Task statement ▸ Examine the records and identify each line that includes the string "title". Copy those lines.

Data provided ▸
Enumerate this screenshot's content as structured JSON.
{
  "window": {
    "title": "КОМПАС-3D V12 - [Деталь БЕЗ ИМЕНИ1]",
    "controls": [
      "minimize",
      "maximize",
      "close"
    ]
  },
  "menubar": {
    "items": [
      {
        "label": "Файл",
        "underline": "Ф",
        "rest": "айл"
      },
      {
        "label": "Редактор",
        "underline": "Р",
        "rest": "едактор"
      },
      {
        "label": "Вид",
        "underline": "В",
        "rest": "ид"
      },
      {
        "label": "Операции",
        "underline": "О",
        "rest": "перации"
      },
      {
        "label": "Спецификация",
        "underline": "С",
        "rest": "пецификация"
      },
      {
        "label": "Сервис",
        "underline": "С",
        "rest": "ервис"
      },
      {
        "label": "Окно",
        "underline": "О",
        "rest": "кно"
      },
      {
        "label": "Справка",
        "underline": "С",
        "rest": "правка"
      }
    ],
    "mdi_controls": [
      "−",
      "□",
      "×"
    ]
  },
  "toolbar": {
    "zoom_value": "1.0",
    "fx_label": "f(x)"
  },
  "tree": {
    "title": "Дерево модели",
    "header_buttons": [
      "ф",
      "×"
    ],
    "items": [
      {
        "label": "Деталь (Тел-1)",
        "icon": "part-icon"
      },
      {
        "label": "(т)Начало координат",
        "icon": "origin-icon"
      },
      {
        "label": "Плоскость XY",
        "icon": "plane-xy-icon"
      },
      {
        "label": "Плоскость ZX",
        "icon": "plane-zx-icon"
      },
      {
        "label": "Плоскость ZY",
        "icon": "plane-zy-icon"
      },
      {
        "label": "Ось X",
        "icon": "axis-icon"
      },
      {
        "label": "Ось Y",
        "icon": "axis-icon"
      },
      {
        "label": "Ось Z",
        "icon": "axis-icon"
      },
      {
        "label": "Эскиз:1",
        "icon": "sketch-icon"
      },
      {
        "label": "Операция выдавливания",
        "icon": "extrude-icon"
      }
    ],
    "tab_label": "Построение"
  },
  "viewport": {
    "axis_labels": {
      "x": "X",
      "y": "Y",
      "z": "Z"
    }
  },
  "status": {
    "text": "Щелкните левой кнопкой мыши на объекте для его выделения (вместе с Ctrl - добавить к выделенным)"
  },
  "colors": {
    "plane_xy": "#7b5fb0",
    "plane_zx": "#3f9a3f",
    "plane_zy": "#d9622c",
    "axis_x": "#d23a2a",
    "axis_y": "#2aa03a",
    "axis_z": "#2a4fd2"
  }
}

---

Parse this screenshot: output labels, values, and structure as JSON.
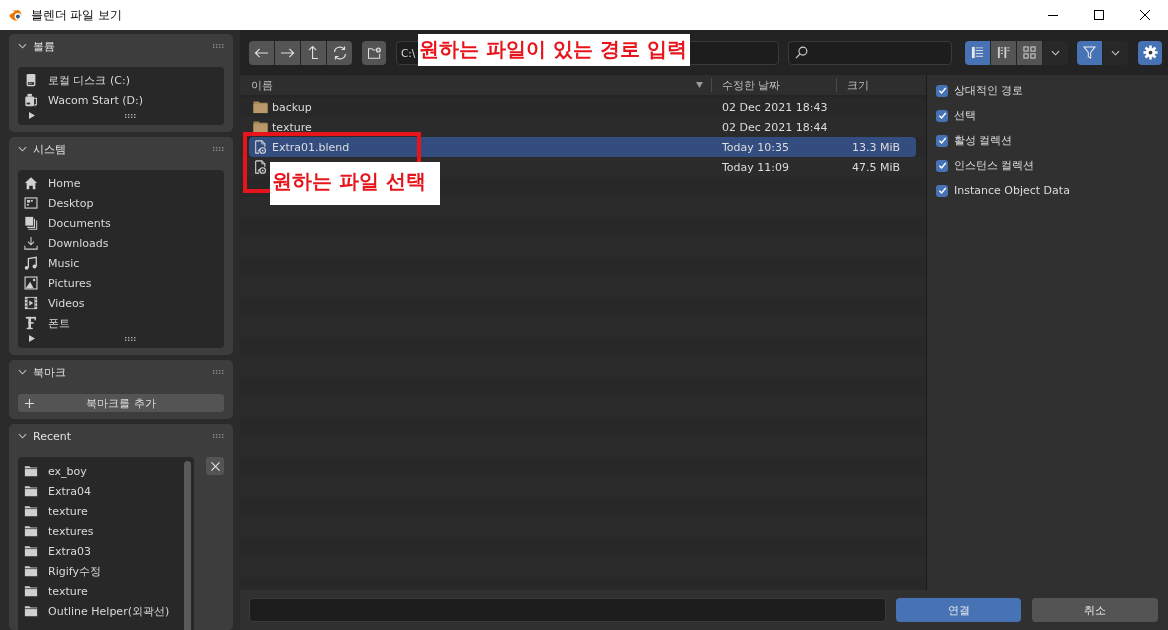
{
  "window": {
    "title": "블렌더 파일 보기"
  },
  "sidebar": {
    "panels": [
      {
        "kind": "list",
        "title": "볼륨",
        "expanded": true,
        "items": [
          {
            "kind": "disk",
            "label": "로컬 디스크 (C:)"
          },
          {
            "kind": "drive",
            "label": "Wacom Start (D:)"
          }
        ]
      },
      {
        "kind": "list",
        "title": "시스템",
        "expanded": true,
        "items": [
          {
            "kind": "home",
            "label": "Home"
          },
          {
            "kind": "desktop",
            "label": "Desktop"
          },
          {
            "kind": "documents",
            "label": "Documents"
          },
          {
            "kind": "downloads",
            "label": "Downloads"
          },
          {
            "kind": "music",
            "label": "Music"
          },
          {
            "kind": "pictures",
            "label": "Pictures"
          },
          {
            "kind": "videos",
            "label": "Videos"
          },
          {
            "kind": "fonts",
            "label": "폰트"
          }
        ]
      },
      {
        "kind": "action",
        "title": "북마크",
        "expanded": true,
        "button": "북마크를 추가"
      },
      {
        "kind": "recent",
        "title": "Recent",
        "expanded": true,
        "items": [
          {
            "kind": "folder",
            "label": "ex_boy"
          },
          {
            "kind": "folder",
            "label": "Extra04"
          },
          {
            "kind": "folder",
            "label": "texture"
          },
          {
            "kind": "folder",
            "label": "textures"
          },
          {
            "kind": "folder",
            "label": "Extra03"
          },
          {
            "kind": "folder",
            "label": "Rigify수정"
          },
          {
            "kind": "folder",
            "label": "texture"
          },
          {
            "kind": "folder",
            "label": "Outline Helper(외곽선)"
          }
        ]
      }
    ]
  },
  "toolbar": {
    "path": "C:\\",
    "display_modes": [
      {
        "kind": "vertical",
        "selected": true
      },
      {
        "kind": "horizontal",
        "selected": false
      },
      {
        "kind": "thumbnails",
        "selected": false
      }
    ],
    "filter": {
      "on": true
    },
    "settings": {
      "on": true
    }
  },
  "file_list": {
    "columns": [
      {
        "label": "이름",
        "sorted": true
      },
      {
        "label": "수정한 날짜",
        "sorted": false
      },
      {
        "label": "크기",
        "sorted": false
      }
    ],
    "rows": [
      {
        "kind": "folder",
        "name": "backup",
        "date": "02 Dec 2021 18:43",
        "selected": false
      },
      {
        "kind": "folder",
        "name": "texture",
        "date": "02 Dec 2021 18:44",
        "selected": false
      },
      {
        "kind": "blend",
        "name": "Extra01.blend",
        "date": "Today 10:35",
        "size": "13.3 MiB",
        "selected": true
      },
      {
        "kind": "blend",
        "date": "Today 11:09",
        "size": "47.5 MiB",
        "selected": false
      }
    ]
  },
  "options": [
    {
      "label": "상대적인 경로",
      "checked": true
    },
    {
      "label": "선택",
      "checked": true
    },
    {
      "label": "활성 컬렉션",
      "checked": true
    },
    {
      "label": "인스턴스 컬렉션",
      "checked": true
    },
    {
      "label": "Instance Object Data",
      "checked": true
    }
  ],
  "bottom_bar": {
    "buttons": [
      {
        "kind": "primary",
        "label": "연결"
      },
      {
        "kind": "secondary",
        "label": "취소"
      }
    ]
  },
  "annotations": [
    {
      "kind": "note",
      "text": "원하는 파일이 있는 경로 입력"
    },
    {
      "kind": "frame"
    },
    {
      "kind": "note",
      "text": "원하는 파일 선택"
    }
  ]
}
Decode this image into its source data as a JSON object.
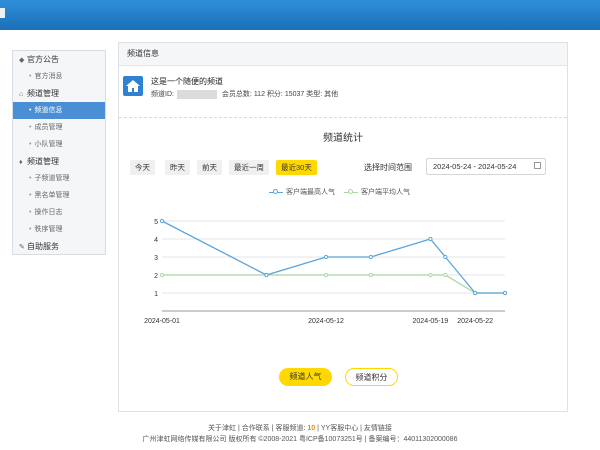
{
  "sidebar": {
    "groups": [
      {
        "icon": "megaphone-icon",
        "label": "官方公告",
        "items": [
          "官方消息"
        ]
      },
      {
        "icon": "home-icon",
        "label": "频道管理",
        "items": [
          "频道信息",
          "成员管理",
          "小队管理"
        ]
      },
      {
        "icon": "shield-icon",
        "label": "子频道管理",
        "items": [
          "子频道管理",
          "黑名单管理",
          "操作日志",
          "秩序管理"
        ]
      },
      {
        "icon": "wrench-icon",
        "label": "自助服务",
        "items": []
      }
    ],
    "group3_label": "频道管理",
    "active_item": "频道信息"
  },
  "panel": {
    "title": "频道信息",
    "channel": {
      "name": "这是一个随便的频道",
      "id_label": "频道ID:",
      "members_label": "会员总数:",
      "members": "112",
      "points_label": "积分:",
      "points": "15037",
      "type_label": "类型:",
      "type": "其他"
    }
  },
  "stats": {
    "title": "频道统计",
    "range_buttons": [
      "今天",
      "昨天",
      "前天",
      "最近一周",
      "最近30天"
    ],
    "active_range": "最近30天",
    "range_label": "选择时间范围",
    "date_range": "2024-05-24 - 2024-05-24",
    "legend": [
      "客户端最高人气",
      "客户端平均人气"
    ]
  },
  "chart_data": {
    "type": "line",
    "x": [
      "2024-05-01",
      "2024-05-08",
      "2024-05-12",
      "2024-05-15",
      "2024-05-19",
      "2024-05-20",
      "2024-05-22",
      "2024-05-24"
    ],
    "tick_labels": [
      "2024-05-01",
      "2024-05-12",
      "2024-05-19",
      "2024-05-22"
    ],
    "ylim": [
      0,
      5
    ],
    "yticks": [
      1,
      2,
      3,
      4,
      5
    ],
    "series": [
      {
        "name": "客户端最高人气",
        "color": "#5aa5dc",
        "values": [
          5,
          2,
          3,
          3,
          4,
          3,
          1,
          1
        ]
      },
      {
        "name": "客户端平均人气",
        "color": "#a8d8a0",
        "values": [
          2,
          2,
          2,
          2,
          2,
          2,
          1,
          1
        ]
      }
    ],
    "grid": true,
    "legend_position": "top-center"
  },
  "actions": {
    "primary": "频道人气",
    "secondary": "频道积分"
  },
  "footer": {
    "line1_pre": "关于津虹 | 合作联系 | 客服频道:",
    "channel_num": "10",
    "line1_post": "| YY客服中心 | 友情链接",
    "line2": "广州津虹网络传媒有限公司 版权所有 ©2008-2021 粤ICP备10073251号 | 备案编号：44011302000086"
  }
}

Complete response ▸
    "title": "КОМПАС-3D V12 - [Деталь БЕЗ ИМЕНИ1]",
    "title": "Дерево модели",
    "title": "블렌더 파일 보기"
        "title": "볼륨",
        "title": "시스템",
        "title": "북마크",
        "title": "Recent",
    "title": "频道信息",
    "title": "频道统计",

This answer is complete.